Data items:
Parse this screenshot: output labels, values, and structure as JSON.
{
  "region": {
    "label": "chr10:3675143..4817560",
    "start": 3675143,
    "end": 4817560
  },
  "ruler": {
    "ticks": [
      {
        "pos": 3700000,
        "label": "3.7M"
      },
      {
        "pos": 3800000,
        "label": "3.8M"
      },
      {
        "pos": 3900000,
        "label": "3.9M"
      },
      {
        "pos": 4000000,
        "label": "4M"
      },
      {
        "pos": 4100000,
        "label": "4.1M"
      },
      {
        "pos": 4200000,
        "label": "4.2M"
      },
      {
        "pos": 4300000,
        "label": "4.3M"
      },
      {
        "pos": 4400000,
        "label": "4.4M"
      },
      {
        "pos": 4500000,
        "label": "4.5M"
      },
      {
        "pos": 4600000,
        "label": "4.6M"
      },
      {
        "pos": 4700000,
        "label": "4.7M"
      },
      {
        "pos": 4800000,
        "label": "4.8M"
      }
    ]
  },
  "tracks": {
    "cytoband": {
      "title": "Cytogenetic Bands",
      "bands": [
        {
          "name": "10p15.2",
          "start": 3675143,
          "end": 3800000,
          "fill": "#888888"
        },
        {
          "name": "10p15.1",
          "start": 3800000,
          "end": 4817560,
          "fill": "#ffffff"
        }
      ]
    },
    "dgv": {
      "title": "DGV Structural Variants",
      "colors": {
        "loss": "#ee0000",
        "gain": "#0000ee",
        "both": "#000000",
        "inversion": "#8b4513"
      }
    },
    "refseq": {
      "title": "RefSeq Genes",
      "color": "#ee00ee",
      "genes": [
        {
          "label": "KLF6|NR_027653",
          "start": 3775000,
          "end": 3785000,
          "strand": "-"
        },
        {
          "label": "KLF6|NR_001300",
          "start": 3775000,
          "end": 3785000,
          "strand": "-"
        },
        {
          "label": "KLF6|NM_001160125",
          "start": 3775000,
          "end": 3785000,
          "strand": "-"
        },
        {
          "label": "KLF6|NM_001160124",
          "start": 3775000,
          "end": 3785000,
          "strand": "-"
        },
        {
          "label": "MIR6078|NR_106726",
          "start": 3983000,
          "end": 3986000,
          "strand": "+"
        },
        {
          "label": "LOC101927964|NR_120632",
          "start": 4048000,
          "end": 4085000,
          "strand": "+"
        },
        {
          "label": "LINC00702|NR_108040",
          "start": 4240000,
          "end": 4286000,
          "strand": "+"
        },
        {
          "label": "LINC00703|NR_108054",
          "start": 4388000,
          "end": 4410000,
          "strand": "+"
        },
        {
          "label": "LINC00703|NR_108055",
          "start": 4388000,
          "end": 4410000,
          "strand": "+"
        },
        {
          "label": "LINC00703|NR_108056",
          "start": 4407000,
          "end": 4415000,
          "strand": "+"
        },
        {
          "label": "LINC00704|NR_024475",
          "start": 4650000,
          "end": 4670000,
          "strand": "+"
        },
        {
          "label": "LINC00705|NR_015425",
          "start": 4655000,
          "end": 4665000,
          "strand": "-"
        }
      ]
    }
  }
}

**REQUIRED WORK:** Every line in the records has to be written out again exactly.

**RESPONSE TO THE EXERCISE:**
Parse this screenshot: output labels, values, and structure as JSON.
{
  "region": {
    "label": "chr10:3675143..4817560",
    "start": 3675143,
    "end": 4817560
  },
  "ruler": {
    "ticks": [
      {
        "pos": 3700000,
        "label": "3.7M"
      },
      {
        "pos": 3800000,
        "label": "3.8M"
      },
      {
        "pos": 3900000,
        "label": "3.9M"
      },
      {
        "pos": 4000000,
        "label": "4M"
      },
      {
        "pos": 4100000,
        "label": "4.1M"
      },
      {
        "pos": 4200000,
        "label": "4.2M"
      },
      {
        "pos": 4300000,
        "label": "4.3M"
      },
      {
        "pos": 4400000,
        "label": "4.4M"
      },
      {
        "pos": 4500000,
        "label": "4.5M"
      },
      {
        "pos": 4600000,
        "label": "4.6M"
      },
      {
        "pos": 4700000,
        "label": "4.7M"
      },
      {
        "pos": 4800000,
        "label": "4.8M"
      }
    ]
  },
  "tracks": {
    "cytoband": {
      "title": "Cytogenetic Bands",
      "bands": [
        {
          "name": "10p15.2",
          "start": 3675143,
          "end": 3800000,
          "fill": "#888888"
        },
        {
          "name": "10p15.1",
          "start": 3800000,
          "end": 4817560,
          "fill": "#ffffff"
        }
      ]
    },
    "dgv": {
      "title": "DGV Structural Variants",
      "colors": {
        "loss": "#ee0000",
        "gain": "#0000ee",
        "both": "#000000",
        "inversion": "#8b4513"
      }
    },
    "refseq": {
      "title": "RefSeq Genes",
      "color": "#ee00ee",
      "genes": [
        {
          "label": "KLF6|NR_027653",
          "start": 3775000,
          "end": 3785000,
          "strand": "-"
        },
        {
          "label": "KLF6|NR_001300",
          "start": 3775000,
          "end": 3785000,
          "strand": "-"
        },
        {
          "label": "KLF6|NM_001160125",
          "start": 3775000,
          "end": 3785000,
          "strand": "-"
        },
        {
          "label": "KLF6|NM_001160124",
          "start": 3775000,
          "end": 3785000,
          "strand": "-"
        },
        {
          "label": "MIR6078|NR_106726",
          "start": 3983000,
          "end": 3986000,
          "strand": "+"
        },
        {
          "label": "LOC101927964|NR_120632",
          "start": 4048000,
          "end": 4085000,
          "strand": "+"
        },
        {
          "label": "LINC00702|NR_108040",
          "start": 4240000,
          "end": 4286000,
          "strand": "+"
        },
        {
          "label": "LINC00703|NR_108054",
          "start": 4388000,
          "end": 4410000,
          "strand": "+"
        },
        {
          "label": "LINC00703|NR_108055",
          "start": 4388000,
          "end": 4410000,
          "strand": "+"
        },
        {
          "label": "LINC00703|NR_108056",
          "start": 4407000,
          "end": 4415000,
          "strand": "+"
        },
        {
          "label": "LINC00704|NR_024475",
          "start": 4650000,
          "end": 4670000,
          "strand": "+"
        },
        {
          "label": "LINC00705|NR_015425",
          "start": 4655000,
          "end": 4665000,
          "strand": "-"
        }
      ]
    }
  }
}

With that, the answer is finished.